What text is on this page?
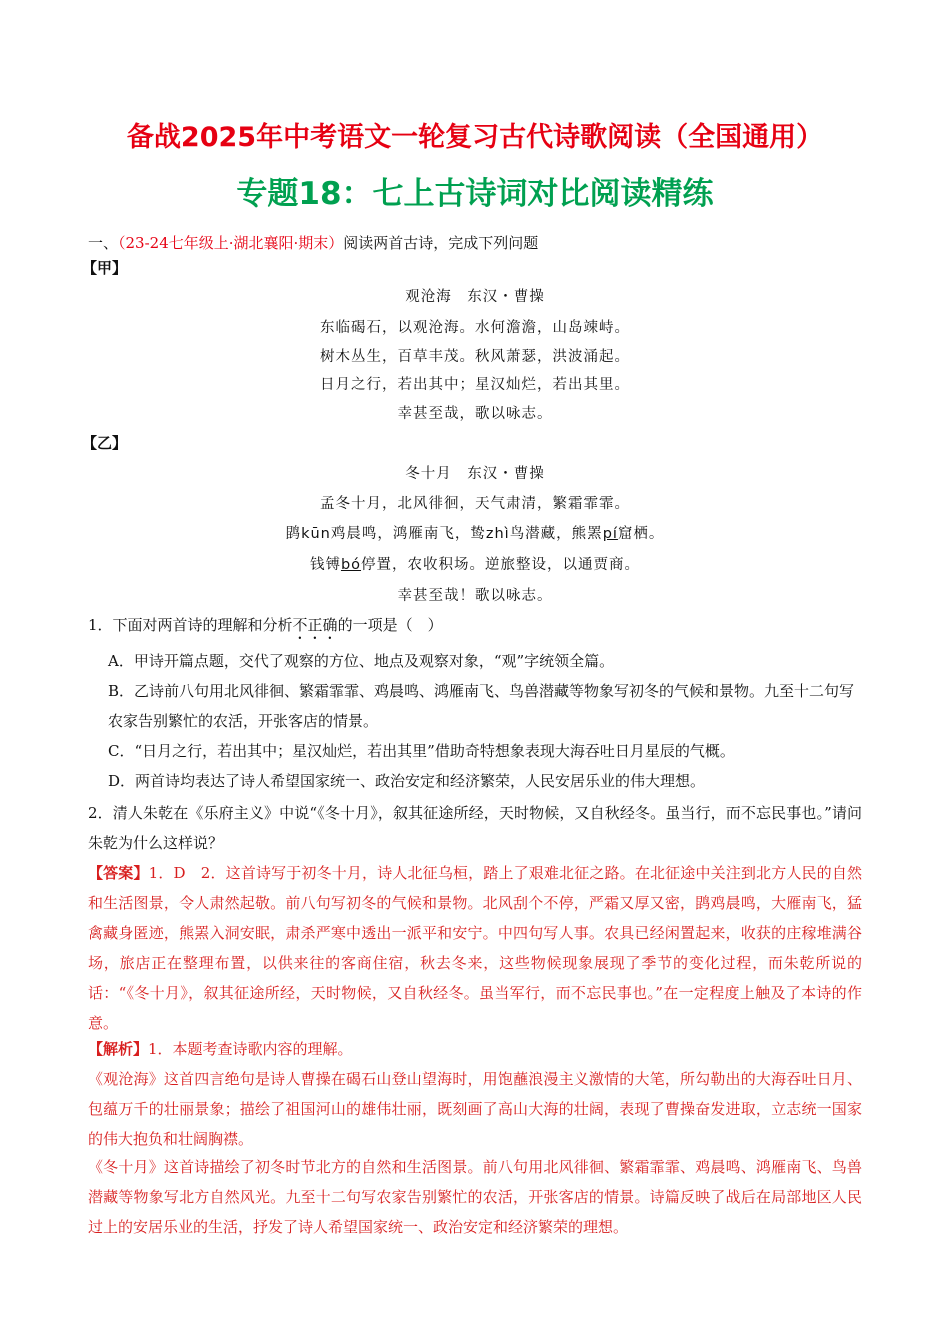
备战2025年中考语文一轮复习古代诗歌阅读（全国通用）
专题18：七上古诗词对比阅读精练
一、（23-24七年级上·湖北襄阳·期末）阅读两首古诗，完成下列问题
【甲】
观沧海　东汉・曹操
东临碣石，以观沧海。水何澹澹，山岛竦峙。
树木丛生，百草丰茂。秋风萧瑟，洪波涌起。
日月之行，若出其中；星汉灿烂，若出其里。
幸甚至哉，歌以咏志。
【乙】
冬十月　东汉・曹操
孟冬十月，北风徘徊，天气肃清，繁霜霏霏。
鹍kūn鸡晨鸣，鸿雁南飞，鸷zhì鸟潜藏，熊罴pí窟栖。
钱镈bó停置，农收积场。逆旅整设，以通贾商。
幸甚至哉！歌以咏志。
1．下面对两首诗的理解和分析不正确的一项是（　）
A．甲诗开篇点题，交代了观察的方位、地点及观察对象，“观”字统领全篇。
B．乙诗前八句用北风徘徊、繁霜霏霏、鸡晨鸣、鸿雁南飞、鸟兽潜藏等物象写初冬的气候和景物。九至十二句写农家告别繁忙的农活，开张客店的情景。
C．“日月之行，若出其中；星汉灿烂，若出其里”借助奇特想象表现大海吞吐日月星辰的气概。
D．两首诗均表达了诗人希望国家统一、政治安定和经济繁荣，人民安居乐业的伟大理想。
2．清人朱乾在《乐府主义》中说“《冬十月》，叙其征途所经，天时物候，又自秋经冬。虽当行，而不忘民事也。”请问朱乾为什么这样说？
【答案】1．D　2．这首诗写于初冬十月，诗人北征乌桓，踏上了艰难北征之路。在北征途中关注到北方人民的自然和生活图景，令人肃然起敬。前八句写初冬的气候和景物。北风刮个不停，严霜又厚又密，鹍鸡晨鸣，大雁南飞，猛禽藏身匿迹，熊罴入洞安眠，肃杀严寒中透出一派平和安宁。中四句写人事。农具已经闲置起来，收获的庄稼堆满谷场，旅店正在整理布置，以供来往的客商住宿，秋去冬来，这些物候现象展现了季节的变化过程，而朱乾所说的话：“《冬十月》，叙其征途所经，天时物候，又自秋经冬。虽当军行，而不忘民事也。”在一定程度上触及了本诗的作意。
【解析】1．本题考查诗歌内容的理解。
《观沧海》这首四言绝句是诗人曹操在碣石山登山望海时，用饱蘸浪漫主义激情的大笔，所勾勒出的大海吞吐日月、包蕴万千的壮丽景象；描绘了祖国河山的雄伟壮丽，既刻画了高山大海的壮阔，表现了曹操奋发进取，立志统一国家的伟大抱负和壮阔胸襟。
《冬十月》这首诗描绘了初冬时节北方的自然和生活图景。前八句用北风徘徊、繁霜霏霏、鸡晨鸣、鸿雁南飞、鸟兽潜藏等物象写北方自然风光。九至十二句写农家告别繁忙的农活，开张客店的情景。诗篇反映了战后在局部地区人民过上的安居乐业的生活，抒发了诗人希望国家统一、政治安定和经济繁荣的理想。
....................
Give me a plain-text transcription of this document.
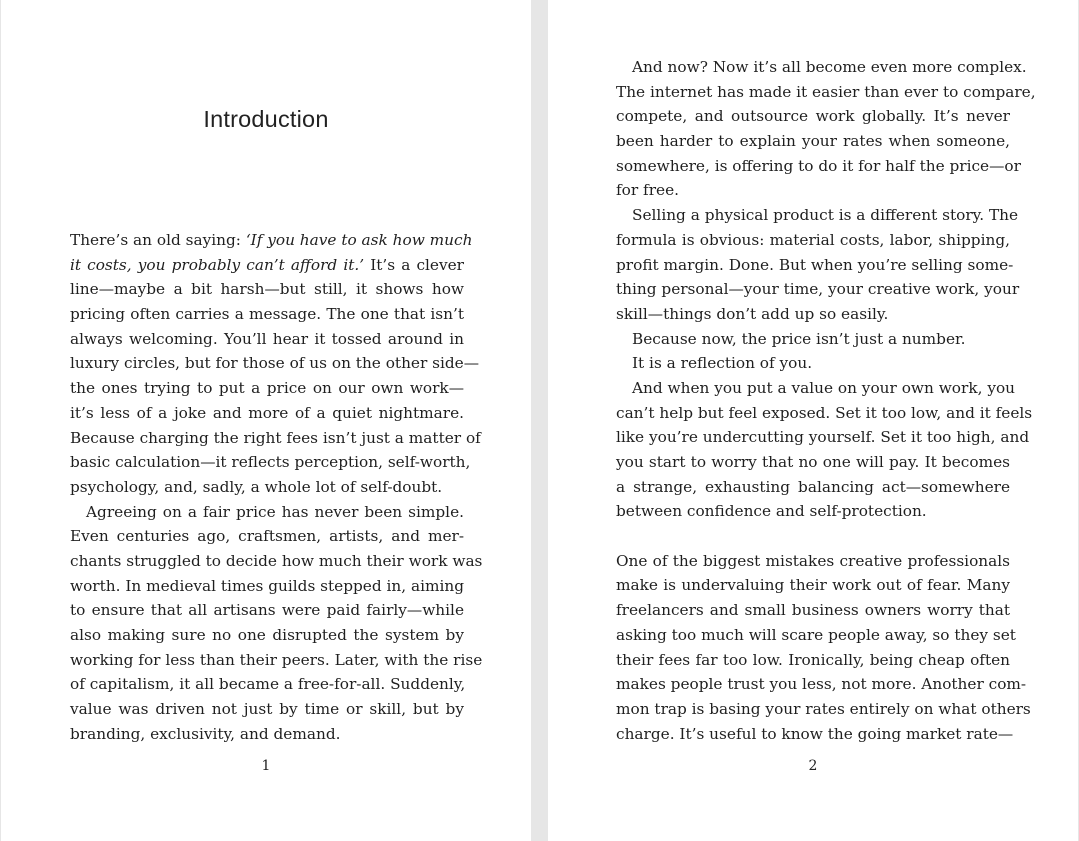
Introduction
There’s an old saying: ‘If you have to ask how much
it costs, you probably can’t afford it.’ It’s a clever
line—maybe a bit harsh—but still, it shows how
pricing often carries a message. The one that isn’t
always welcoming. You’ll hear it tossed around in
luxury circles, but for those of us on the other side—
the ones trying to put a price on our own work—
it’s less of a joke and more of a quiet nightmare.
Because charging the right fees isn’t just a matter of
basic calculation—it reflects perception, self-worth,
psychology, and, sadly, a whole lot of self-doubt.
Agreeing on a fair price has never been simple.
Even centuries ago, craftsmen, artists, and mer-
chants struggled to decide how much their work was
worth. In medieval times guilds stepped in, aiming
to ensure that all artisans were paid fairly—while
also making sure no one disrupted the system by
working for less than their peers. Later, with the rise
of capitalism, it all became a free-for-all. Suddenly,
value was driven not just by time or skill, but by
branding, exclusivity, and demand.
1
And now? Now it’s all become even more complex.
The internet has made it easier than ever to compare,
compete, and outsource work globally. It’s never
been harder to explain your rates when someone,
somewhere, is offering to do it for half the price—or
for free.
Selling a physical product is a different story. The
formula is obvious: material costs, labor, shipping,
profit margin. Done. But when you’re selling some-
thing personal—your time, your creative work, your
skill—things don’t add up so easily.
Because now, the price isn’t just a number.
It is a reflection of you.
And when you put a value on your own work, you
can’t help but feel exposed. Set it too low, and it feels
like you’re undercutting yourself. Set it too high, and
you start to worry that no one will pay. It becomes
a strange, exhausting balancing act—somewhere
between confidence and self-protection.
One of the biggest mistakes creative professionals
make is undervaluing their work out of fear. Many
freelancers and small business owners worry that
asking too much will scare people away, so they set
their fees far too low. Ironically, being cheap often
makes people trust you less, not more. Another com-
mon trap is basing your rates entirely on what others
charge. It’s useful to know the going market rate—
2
....................
• OBJECTIVE: Which lines contain "more"? Copy each of them out.

• PROBLEM SOLUTION:
it’s less of a joke and more of a quiet nightmare.
And now? Now it’s all become even more complex.
makes people trust you less, not more. Another com-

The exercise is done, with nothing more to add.